Material:
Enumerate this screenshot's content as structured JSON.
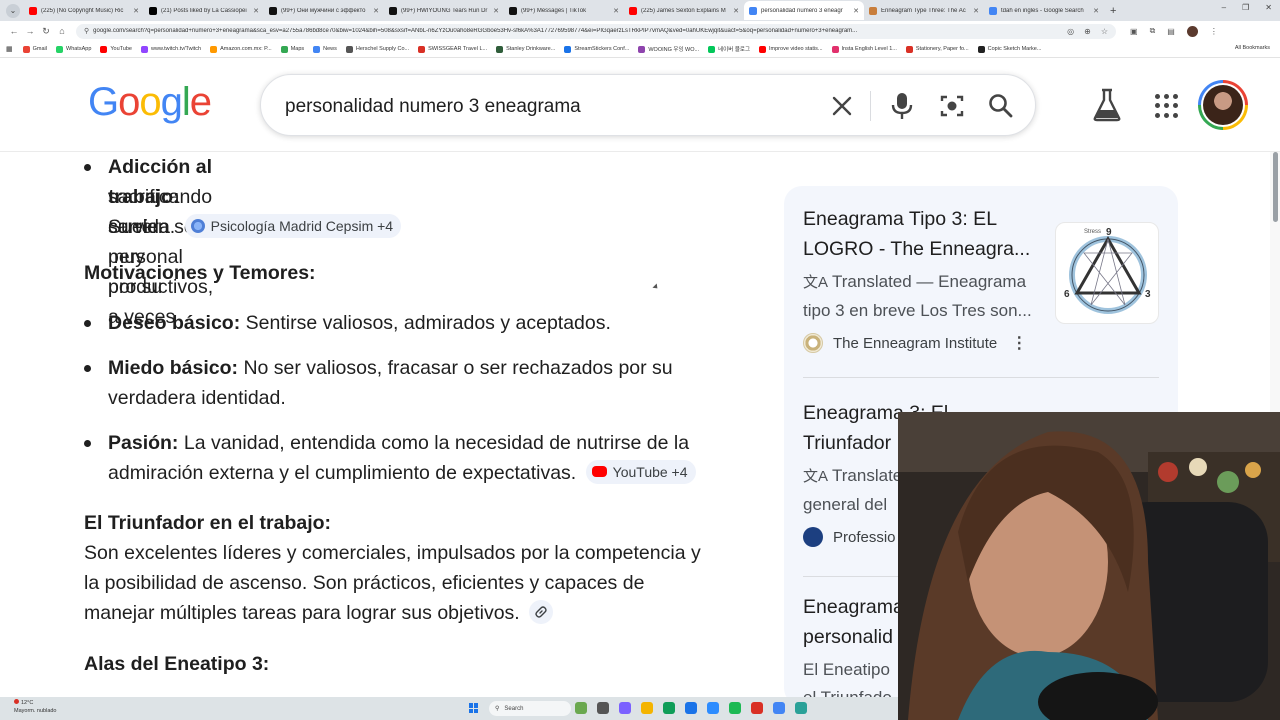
{
  "browser": {
    "tabs": [
      {
        "label": "(225) (No Copyright Music) Ric",
        "color": "#ff0000",
        "active": false
      },
      {
        "label": "(21) Posts liked by La Cassiopei",
        "color": "#000000",
        "active": false
      },
      {
        "label": "(99+) Они мужчини с эффекто",
        "color": "#111111",
        "active": false
      },
      {
        "label": "(99+) HWIYOUNG Tears Run Dr",
        "color": "#111111",
        "active": false
      },
      {
        "label": "(99+) Messages | TikTok",
        "color": "#111111",
        "active": false
      },
      {
        "label": "(225) James Sexton Explains M",
        "color": "#ff0000",
        "active": false
      },
      {
        "label": "personalidad numero 3 eneagr",
        "color": "#4285f4",
        "active": true
      },
      {
        "label": "Enneagram Type Three: The Ac",
        "color": "#c87d3a",
        "active": false
      },
      {
        "label": "tdah en ingles - Google Search",
        "color": "#4285f4",
        "active": false
      }
    ],
    "new_tab": "+",
    "url": "google.com/search?q=personalidad+numero+3+eneagrama&sca_esv=a2755a786bd8ce70&biw=1024&bih=508&sxsrf=ANbL-n6ZYzOu0aho8eRGGboe53Hv-sf6kA%3A1772769598774&ei=PIGqaerzLsTRkPIP7vmAQ&ved=0ahUKEwjqit&uact=5&oq=personalidad+numero+3+eneagram...",
    "bookmarks": [
      {
        "label": "Gmail",
        "color": "#ea4335"
      },
      {
        "label": "WhatsApp",
        "color": "#25d366"
      },
      {
        "label": "YouTube",
        "color": "#ff0000"
      },
      {
        "label": "www.twitch.tv/Twitch",
        "color": "#9146ff"
      },
      {
        "label": "Amazon.com.mx: P...",
        "color": "#ff9900"
      },
      {
        "label": "Maps",
        "color": "#34a853"
      },
      {
        "label": "News",
        "color": "#4285f4"
      },
      {
        "label": "Herschel Supply Co...",
        "color": "#555555"
      },
      {
        "label": "SWISSGEAR Travel L...",
        "color": "#d93025"
      },
      {
        "label": "Stanley Drinkware...",
        "color": "#2f5d3a"
      },
      {
        "label": "StreamStickers Conf...",
        "color": "#1a73e8"
      },
      {
        "label": "WOOING 우잉 WO...",
        "color": "#8e44ad"
      },
      {
        "label": "네이버 블로그",
        "color": "#03c75a"
      },
      {
        "label": "Improve video statis...",
        "color": "#ff0000"
      },
      {
        "label": "Insta English Level 1...",
        "color": "#e1306c"
      },
      {
        "label": "Stationery, Paper fo...",
        "color": "#d93025"
      },
      {
        "label": "Copic Sketch Marke...",
        "color": "#222222"
      }
    ],
    "all_bookmarks": "All Bookmarks"
  },
  "search": {
    "logo": [
      "G",
      "o",
      "o",
      "g",
      "l",
      "e"
    ],
    "logo_colors": [
      "#4285f4",
      "#ea4335",
      "#fbbc05",
      "#4285f4",
      "#34a853",
      "#ea4335"
    ],
    "query": "personalidad numero 3 eneagrama"
  },
  "overview": {
    "b1_bold": "Adicción al trabajo:",
    "b1_text": " Suelen ser muy productivos, a veces",
    "b1_line2": "sacrificando su vida personal por su",
    "b1_line3": "carrera.",
    "b1_chip": "Psicología Madrid Cepsim +4",
    "h_motivations": "Motivaciones y Temores:",
    "b2_bold": "Deseo básico:",
    "b2_text": " Sentirse valiosos, admirados y aceptados.",
    "b3_bold": "Miedo básico:",
    "b3_text": " No ser valiosos, fracasar o ser rechazados por su",
    "b3_line2": "verdadera identidad.",
    "b4_bold": "Pasión:",
    "b4_text": " La vanidad, entendida como la necesidad de nutrirse de la",
    "b4_line2": "admiración externa y el cumplimiento de expectativas.",
    "b4_chip": "YouTube +4",
    "h_work": "El Triunfador en el trabajo:",
    "work_line1": "Son excelentes líderes y comerciales, impulsados por la competencia y",
    "work_line2": "la posibilidad de ascenso. Son prácticos, eficientes y capaces de",
    "work_line3": "manejar múltiples tareas para lograr sus objetivos.",
    "h_wings": "Alas del Eneatipo 3:"
  },
  "sources": [
    {
      "title_line1": "Eneagrama Tipo 3: EL",
      "title_line2": "LOGRO - The Enneagra...",
      "desc_line1": "Translated — Eneagrama",
      "desc_line2": "tipo 3 en breve Los Tres son...",
      "site": "The Enneagram Institute",
      "thumb_label": "Stress"
    },
    {
      "title_line1": "Eneagrama 3: El",
      "title_line2": "Triunfador",
      "desc_line1": "Translate",
      "desc_line2": "general del",
      "site": "Professio"
    },
    {
      "title_line1": "Eneagrama",
      "title_line2": "personalid",
      "desc_line1": "El Eneatipo",
      "desc_line2": "el Triunfado"
    }
  ],
  "taskbar": {
    "temp": "12°C",
    "weather": "Mayorm. nublado",
    "search": "Search",
    "app_colors": [
      "#6aa84f",
      "#555555",
      "#7b61ff",
      "#f4b400",
      "#0f9d58",
      "#1a73e8",
      "#2d8cff",
      "#1db954",
      "#d93025",
      "#4285f4",
      "#2aa198"
    ]
  }
}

Work to do:
Reproduce each line holding the word "básico".

Response:
    "b2_bold": "Deseo básico:",
    "b3_bold": "Miedo básico:",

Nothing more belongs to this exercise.